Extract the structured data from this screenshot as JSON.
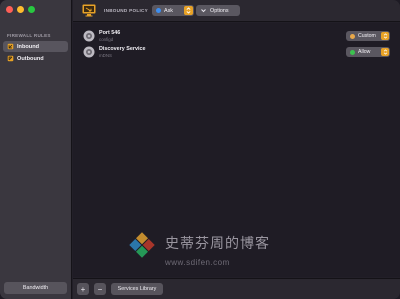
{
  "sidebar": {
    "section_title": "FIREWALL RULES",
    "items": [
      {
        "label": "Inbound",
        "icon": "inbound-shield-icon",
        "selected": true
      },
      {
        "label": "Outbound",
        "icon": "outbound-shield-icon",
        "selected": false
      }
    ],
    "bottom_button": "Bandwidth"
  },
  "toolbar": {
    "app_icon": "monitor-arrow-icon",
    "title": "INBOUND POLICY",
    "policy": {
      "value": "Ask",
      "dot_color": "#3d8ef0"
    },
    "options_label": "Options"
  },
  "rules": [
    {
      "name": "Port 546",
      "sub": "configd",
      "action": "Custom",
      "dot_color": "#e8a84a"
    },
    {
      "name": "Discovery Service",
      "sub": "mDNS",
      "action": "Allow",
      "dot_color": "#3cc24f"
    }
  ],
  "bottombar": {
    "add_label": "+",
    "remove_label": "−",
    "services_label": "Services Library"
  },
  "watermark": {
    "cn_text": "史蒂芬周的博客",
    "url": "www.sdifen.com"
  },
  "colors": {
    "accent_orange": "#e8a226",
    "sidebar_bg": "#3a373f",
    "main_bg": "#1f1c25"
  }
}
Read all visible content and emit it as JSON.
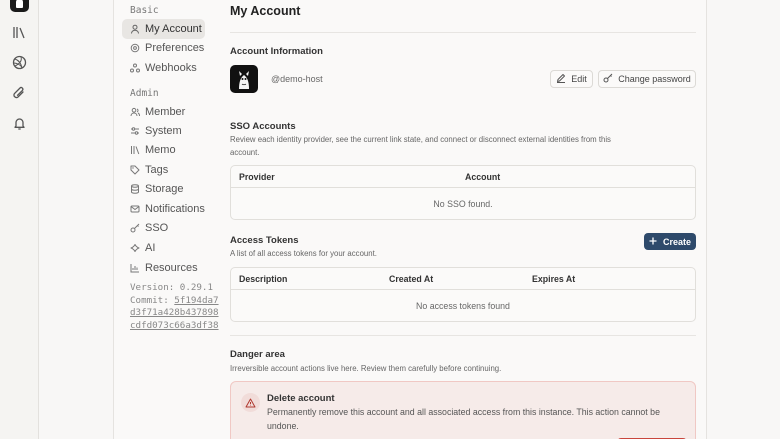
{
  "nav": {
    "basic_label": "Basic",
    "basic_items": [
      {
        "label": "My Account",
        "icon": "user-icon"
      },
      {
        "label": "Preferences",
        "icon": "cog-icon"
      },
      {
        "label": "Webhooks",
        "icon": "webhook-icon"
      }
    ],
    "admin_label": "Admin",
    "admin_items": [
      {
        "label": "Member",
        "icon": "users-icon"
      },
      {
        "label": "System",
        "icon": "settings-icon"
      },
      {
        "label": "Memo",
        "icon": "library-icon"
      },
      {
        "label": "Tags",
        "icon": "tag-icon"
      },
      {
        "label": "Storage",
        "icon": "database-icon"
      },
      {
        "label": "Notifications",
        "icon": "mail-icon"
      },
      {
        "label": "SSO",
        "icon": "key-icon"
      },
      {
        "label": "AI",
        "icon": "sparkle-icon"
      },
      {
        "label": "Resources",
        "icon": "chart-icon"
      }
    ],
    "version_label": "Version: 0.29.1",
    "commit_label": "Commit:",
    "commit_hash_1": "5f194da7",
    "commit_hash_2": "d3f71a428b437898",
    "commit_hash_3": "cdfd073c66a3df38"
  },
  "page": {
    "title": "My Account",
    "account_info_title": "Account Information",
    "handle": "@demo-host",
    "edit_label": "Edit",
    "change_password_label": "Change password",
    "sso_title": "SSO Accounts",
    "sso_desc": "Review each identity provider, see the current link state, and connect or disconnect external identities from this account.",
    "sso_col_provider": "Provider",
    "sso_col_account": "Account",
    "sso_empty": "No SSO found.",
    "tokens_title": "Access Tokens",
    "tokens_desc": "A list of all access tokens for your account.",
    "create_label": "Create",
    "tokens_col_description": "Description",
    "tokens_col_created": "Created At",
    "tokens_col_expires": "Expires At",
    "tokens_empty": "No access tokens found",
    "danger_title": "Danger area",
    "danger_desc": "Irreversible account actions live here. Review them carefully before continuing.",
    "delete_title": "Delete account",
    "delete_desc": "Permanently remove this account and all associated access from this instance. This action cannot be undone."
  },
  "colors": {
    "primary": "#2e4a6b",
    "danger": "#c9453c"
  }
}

**Work to complete**
Without the pictures, write out all of the material exactly.

**Finished exercise**
Extract the structured data from this screenshot as JSON.
{
  "sidebar": {
    "section_title": "FIREWALL RULES",
    "items": [
      {
        "label": "Inbound",
        "icon": "inbound-shield-icon",
        "selected": true
      },
      {
        "label": "Outbound",
        "icon": "outbound-shield-icon",
        "selected": false
      }
    ],
    "bottom_button": "Bandwidth"
  },
  "toolbar": {
    "app_icon": "monitor-arrow-icon",
    "title": "INBOUND POLICY",
    "policy": {
      "value": "Ask",
      "dot_color": "#3d8ef0"
    },
    "options_label": "Options"
  },
  "rules": [
    {
      "name": "Port 546",
      "sub": "configd",
      "action": "Custom",
      "dot_color": "#e8a84a"
    },
    {
      "name": "Discovery Service",
      "sub": "mDNS",
      "action": "Allow",
      "dot_color": "#3cc24f"
    }
  ],
  "bottombar": {
    "add_label": "+",
    "remove_label": "−",
    "services_label": "Services Library"
  },
  "watermark": {
    "cn_text": "史蒂芬周的博客",
    "url": "www.sdifen.com"
  },
  "colors": {
    "accent_orange": "#e8a226",
    "sidebar_bg": "#3a373f",
    "main_bg": "#1f1c25"
  }
}
Read all visible content and emit it as JSON.
{
  "nav": {
    "basic_label": "Basic",
    "basic_items": [
      {
        "label": "My Account",
        "icon": "user-icon"
      },
      {
        "label": "Preferences",
        "icon": "cog-icon"
      },
      {
        "label": "Webhooks",
        "icon": "webhook-icon"
      }
    ],
    "admin_label": "Admin",
    "admin_items": [
      {
        "label": "Member",
        "icon": "users-icon"
      },
      {
        "label": "System",
        "icon": "settings-icon"
      },
      {
        "label": "Memo",
        "icon": "library-icon"
      },
      {
        "label": "Tags",
        "icon": "tag-icon"
      },
      {
        "label": "Storage",
        "icon": "database-icon"
      },
      {
        "label": "Notifications",
        "icon": "mail-icon"
      },
      {
        "label": "SSO",
        "icon": "key-icon"
      },
      {
        "label": "AI",
        "icon": "sparkle-icon"
      },
      {
        "label": "Resources",
        "icon": "chart-icon"
      }
    ],
    "version_label": "Version: 0.29.1",
    "commit_label": "Commit:",
    "commit_hash_1": "5f194da7",
    "commit_hash_2": "d3f71a428b437898",
    "commit_hash_3": "cdfd073c66a3df38"
  },
  "page": {
    "title": "My Account",
    "account_info_title": "Account Information",
    "handle": "@demo-host",
    "edit_label": "Edit",
    "change_password_label": "Change password",
    "sso_title": "SSO Accounts",
    "sso_desc": "Review each identity provider, see the current link state, and connect or disconnect external identities from this account.",
    "sso_col_provider": "Provider",
    "sso_col_account": "Account",
    "sso_empty": "No SSO found.",
    "tokens_title": "Access Tokens",
    "tokens_desc": "A list of all access tokens for your account.",
    "create_label": "Create",
    "tokens_col_description": "Description",
    "tokens_col_created": "Created At",
    "tokens_col_expires": "Expires At",
    "tokens_empty": "No access tokens found",
    "danger_title": "Danger area",
    "danger_desc": "Irreversible account actions live here. Review them carefully before continuing.",
    "delete_title": "Delete account",
    "delete_desc": "Permanently remove this account and all associated access from this instance. This action cannot be undone."
  },
  "colors": {
    "primary": "#2e4a6b",
    "danger": "#c9453c"
  }
}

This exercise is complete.